WRITTEN PROBLEM
Copy the data below verbatim, starting at its first line and stopping after the line that contains "FancyBboxPatch shape bbox=[56, 130, 80, 152]".
[start of INPUT ROWS]
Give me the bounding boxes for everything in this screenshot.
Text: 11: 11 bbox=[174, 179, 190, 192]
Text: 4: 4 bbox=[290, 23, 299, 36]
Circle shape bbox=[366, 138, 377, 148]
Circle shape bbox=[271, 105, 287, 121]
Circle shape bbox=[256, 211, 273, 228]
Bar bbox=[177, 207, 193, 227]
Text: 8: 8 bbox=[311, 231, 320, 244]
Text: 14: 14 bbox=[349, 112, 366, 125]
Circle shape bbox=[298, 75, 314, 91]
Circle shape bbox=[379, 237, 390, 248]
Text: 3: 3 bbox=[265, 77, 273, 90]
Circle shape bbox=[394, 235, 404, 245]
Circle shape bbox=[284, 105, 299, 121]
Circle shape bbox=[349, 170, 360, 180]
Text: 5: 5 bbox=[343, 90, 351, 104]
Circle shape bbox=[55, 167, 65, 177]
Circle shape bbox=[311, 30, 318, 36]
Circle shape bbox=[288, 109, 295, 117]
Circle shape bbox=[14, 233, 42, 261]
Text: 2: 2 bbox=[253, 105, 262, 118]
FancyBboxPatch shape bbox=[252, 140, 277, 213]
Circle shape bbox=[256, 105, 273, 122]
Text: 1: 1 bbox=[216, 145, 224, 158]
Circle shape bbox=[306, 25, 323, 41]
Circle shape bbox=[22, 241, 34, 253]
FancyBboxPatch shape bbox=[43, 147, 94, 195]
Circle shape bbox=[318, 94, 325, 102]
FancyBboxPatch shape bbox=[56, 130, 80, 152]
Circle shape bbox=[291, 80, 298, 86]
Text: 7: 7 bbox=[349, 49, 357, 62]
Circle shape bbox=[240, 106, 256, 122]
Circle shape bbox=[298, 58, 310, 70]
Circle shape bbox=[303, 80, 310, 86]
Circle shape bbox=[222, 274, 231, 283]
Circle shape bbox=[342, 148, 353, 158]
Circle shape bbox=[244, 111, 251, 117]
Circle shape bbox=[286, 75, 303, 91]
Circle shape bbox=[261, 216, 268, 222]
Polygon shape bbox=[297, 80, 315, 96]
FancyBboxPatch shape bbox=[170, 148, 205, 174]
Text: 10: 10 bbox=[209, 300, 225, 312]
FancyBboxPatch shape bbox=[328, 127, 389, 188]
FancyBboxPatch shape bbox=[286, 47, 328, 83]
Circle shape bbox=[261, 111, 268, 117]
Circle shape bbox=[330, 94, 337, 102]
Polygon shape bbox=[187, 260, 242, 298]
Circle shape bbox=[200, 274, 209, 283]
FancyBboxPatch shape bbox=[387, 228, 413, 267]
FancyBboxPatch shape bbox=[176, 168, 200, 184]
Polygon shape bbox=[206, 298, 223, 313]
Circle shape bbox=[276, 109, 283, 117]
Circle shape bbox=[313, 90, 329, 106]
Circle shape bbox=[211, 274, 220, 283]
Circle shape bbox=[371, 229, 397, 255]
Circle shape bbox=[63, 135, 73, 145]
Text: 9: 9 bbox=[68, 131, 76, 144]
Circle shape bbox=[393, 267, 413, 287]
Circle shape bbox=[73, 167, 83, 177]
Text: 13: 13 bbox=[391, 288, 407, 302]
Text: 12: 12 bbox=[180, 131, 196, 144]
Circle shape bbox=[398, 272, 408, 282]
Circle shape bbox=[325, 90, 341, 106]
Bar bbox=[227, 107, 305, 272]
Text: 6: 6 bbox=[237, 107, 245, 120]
[end of INPUT ROWS]
CORRECT RESPONSE
Give me the bounding boxes for everything in this screenshot.
Text: 11: 11 bbox=[174, 179, 190, 192]
Text: 4: 4 bbox=[290, 23, 299, 36]
Circle shape bbox=[366, 138, 377, 148]
Circle shape bbox=[271, 105, 287, 121]
Circle shape bbox=[256, 211, 273, 228]
Bar bbox=[177, 207, 193, 227]
Text: 8: 8 bbox=[311, 231, 320, 244]
Text: 14: 14 bbox=[349, 112, 366, 125]
Circle shape bbox=[298, 75, 314, 91]
Circle shape bbox=[379, 237, 390, 248]
Text: 3: 3 bbox=[265, 77, 273, 90]
Circle shape bbox=[394, 235, 404, 245]
Circle shape bbox=[284, 105, 299, 121]
Circle shape bbox=[349, 170, 360, 180]
Text: 5: 5 bbox=[343, 90, 351, 104]
Circle shape bbox=[55, 167, 65, 177]
Circle shape bbox=[311, 30, 318, 36]
Circle shape bbox=[288, 109, 295, 117]
Circle shape bbox=[14, 233, 42, 261]
Text: 2: 2 bbox=[253, 105, 262, 118]
FancyBboxPatch shape bbox=[252, 140, 277, 213]
Circle shape bbox=[256, 105, 273, 122]
Text: 1: 1 bbox=[216, 145, 224, 158]
Circle shape bbox=[306, 25, 323, 41]
Circle shape bbox=[22, 241, 34, 253]
FancyBboxPatch shape bbox=[43, 147, 94, 195]
Circle shape bbox=[318, 94, 325, 102]
FancyBboxPatch shape bbox=[56, 130, 80, 152]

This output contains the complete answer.